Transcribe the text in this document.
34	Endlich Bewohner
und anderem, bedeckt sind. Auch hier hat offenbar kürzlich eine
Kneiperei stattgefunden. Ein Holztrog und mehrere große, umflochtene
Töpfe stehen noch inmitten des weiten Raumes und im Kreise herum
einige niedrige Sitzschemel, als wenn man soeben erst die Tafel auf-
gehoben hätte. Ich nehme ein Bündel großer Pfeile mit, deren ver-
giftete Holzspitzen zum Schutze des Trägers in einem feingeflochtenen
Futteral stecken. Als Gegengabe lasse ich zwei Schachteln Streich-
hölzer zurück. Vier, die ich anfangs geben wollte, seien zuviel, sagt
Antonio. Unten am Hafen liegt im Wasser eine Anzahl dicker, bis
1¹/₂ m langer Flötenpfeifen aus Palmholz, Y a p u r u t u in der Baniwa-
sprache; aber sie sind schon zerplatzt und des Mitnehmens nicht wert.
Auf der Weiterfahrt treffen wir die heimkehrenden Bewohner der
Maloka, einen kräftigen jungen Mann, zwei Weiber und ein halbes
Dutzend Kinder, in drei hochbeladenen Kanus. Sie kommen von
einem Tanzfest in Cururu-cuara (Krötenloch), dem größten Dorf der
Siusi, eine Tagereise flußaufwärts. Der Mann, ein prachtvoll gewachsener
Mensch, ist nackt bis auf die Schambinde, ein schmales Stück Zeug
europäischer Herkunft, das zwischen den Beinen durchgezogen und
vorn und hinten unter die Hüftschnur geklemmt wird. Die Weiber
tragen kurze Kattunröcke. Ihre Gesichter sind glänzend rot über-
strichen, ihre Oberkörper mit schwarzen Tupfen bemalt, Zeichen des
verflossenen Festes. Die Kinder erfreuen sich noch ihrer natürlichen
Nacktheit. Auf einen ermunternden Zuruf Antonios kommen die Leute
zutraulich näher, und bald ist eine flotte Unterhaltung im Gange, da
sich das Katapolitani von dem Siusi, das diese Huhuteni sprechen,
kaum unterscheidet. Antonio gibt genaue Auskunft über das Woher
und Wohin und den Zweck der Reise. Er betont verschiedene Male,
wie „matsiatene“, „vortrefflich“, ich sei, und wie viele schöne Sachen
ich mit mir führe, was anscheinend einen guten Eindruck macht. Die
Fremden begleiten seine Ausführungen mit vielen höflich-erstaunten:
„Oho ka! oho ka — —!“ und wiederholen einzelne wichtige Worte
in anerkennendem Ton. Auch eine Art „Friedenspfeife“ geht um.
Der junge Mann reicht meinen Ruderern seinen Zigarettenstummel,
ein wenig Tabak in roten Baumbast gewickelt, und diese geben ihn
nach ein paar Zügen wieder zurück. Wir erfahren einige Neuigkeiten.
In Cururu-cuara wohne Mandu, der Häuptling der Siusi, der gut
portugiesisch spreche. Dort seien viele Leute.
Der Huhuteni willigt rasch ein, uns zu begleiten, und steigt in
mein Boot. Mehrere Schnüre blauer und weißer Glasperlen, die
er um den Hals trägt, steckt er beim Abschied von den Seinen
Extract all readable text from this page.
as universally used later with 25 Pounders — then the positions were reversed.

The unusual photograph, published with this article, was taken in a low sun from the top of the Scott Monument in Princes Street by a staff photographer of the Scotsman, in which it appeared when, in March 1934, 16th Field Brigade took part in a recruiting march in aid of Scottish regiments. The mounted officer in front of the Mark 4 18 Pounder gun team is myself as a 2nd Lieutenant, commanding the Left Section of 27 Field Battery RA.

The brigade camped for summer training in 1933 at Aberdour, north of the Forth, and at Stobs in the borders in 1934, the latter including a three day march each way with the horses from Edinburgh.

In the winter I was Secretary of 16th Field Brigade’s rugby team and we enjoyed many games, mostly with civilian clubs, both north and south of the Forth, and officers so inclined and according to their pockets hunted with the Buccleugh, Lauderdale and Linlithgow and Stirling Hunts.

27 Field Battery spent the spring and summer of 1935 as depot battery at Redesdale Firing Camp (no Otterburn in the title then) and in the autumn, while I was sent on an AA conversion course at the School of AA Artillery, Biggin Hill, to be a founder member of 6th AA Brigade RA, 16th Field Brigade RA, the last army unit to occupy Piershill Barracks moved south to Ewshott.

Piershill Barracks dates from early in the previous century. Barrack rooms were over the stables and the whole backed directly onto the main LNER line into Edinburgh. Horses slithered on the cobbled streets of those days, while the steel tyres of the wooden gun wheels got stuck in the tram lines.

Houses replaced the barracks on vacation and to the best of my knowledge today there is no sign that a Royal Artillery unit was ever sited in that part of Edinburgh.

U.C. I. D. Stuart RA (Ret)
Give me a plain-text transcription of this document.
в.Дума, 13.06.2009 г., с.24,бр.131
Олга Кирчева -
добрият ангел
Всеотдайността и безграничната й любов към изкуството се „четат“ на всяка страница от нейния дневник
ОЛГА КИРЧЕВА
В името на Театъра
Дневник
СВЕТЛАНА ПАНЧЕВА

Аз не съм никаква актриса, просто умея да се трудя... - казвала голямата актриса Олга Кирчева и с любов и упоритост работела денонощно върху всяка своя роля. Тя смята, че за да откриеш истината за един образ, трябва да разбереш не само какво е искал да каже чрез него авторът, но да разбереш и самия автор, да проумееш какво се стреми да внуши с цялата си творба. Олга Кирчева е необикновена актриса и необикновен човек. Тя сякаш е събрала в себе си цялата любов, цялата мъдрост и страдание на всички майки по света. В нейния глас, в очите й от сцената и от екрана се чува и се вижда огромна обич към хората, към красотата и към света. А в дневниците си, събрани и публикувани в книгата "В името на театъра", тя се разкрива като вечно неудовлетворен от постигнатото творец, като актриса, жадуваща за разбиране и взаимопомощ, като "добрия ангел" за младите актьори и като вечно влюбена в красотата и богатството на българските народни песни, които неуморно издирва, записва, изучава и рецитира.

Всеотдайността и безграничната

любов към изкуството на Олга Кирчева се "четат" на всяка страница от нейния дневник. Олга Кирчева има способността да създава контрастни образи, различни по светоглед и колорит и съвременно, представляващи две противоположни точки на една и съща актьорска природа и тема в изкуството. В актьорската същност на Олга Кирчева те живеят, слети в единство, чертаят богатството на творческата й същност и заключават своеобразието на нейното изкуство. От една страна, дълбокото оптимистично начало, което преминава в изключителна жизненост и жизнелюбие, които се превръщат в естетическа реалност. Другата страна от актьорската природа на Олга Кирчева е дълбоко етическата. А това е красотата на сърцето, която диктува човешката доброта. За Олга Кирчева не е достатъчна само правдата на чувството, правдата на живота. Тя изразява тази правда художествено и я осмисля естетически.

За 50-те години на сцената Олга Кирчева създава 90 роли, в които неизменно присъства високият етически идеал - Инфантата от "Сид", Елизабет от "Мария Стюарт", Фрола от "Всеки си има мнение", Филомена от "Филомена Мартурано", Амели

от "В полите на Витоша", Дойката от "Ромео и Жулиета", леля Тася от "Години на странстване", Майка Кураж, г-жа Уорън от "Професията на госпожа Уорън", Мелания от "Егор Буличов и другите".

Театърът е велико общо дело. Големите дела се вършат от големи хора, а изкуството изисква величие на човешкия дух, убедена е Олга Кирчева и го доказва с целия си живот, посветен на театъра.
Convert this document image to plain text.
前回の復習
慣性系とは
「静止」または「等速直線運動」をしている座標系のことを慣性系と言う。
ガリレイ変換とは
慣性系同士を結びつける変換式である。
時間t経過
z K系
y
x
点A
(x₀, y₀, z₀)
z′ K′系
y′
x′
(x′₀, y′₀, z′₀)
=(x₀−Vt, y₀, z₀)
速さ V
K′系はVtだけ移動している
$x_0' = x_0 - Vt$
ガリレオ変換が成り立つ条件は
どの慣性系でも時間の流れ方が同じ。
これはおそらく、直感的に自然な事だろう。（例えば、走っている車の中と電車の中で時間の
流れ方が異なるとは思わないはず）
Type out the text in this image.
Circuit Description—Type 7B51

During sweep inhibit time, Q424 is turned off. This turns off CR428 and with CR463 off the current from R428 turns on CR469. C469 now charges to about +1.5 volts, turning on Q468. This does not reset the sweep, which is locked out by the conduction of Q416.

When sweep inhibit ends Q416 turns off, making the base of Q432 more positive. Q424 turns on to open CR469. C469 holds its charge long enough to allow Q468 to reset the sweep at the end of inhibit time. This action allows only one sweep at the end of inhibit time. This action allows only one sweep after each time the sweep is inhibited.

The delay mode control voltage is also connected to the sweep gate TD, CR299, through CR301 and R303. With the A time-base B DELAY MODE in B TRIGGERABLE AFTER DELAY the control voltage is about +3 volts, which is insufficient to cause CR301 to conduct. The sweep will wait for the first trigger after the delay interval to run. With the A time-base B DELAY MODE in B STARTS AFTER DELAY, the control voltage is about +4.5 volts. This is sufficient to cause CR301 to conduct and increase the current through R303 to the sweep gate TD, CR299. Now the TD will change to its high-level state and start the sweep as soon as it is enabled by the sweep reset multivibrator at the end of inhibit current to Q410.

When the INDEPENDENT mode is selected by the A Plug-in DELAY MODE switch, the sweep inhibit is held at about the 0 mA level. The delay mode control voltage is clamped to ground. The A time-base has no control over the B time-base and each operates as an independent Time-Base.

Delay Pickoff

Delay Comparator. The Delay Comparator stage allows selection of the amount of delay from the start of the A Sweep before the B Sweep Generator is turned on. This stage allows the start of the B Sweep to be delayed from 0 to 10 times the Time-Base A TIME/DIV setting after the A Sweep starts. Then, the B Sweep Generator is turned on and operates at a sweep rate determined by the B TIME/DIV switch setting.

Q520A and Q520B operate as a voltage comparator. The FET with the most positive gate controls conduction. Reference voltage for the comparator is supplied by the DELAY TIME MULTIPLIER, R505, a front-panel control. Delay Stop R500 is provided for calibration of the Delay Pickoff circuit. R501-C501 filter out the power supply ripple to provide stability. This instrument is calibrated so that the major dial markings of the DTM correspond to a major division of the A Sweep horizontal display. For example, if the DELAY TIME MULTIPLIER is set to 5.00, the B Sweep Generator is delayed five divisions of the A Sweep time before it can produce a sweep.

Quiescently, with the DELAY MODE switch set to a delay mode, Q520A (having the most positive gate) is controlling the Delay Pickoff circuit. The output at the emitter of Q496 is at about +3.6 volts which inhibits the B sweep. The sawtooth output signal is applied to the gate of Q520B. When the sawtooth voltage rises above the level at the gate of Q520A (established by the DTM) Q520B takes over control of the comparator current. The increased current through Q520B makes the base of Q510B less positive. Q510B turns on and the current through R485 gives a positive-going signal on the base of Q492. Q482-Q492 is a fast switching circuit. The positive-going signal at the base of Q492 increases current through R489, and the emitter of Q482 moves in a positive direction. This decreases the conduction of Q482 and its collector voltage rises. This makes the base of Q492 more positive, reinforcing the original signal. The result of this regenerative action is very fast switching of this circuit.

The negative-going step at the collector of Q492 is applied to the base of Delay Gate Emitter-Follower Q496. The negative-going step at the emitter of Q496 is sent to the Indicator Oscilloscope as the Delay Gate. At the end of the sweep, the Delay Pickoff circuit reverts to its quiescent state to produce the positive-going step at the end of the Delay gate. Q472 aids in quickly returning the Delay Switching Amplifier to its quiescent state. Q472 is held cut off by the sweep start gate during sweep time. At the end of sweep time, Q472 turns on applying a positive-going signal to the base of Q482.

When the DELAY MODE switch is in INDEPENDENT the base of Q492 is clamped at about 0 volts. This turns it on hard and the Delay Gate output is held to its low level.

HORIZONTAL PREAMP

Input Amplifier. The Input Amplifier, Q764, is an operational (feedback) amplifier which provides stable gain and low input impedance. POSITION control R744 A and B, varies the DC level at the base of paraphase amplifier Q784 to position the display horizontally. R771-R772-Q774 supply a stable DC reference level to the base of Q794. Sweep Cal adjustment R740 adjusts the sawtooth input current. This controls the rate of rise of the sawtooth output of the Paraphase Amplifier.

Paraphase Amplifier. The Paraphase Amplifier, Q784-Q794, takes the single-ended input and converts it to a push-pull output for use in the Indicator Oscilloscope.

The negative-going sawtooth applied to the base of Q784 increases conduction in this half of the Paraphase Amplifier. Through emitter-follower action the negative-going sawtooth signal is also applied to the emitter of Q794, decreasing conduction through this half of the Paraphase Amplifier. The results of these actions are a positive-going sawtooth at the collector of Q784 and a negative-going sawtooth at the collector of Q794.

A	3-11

◆ ◆ ◆ ◆ ◆ ◆ ◆

--- What to produce ---
What is the number of lines in the listing above that contain the string "zwei"? Give only the number.

--- Written response ---
2